— What you are asked to do —
Each line that includes the word "Activity" counts once; give the total and nothing more.

— Given data —
::::::::::
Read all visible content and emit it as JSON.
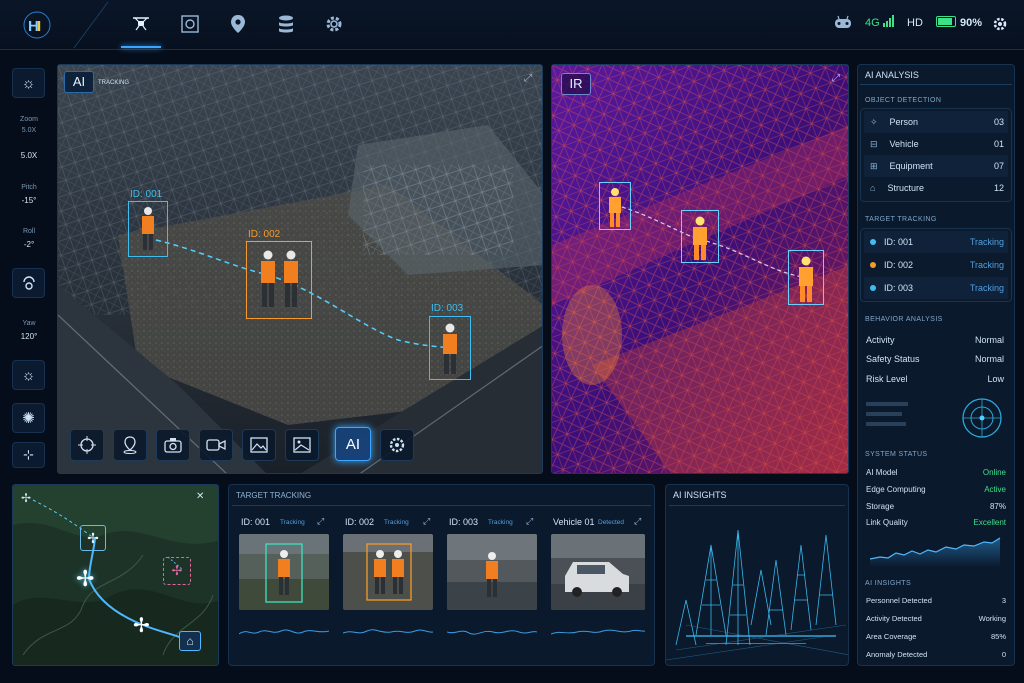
{
  "colors": {
    "accent": "#3aa6ff",
    "orange": "#f59a2b",
    "green": "#3ee08a",
    "cyan": "#4fd2ff"
  },
  "topbar": {
    "nav_icons": [
      "drone-icon",
      "target-camera-icon",
      "location-pin-icon",
      "database-icon",
      "gear-icon"
    ],
    "signal": "4G",
    "quality": "HD",
    "battery": "90%",
    "battery_level": 0.9
  },
  "left_toolbar": {
    "zoom_label": "Zoom",
    "zoom_sub": "5.0X",
    "zoom_value": "5.0X",
    "pitch_label": "Pitch",
    "pitch_value": "-15°",
    "roll_label": "Roll",
    "roll_value": "-2°",
    "yaw_label": "Yaw",
    "yaw_value": "120°"
  },
  "ai_view": {
    "badge": "AI",
    "status": "TRACKING",
    "targets": [
      {
        "label": "ID: 001",
        "color": "#3fbdf0"
      },
      {
        "label": "ID: 002",
        "color": "#f59a2b"
      },
      {
        "label": "ID: 003",
        "color": "#3fbdf0"
      }
    ],
    "toolbar_active": "AI"
  },
  "ir_view": {
    "badge": "IR"
  },
  "right_panel": {
    "title": "AI ANALYSIS",
    "object_detection": {
      "title": "OBJECT DETECTION",
      "items": [
        {
          "label": "Person",
          "value": "03"
        },
        {
          "label": "Vehicle",
          "value": "01"
        },
        {
          "label": "Equipment",
          "value": "07"
        },
        {
          "label": "Structure",
          "value": "12"
        }
      ]
    },
    "target_tracking": {
      "title": "TARGET TRACKING",
      "items": [
        {
          "label": "ID: 001",
          "status": "Tracking",
          "dot": "#3fbdf0"
        },
        {
          "label": "ID: 002",
          "status": "Tracking",
          "dot": "#f59a2b"
        },
        {
          "label": "ID: 003",
          "status": "Tracking",
          "dot": "#3fbdf0"
        }
      ]
    },
    "behavior": {
      "title": "BEHAVIOR ANALYSIS",
      "items": [
        {
          "label": "Activity",
          "value": "Normal"
        },
        {
          "label": "Safety Status",
          "value": "Normal"
        },
        {
          "label": "Risk Level",
          "value": "Low"
        }
      ]
    },
    "system": {
      "title": "SYSTEM STATUS",
      "items": [
        {
          "label": "AI Model",
          "value": "Online"
        },
        {
          "label": "Edge Computing",
          "value": "Active"
        },
        {
          "label": "Storage",
          "value": "87%"
        },
        {
          "label": "Link Quality",
          "value": "Excellent"
        }
      ]
    },
    "insights": {
      "title": "AI INSIGHTS",
      "items": [
        {
          "label": "Personnel Detected",
          "value": "3"
        },
        {
          "label": "Activity Detected",
          "value": "Working"
        },
        {
          "label": "Area Coverage",
          "value": "85%"
        },
        {
          "label": "Anomaly Detected",
          "value": "0"
        }
      ]
    }
  },
  "tracking_panel": {
    "title": "TARGET TRACKING",
    "cards": [
      {
        "id": "ID: 001",
        "status": "Tracking"
      },
      {
        "id": "ID: 002",
        "status": "Tracking"
      },
      {
        "id": "ID: 003",
        "status": "Tracking"
      },
      {
        "id": "Vehicle 01",
        "status": "Detected"
      }
    ]
  },
  "insights_panel": {
    "title": "AI INSIGHTS"
  }
}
::::::::::
— Reply —
2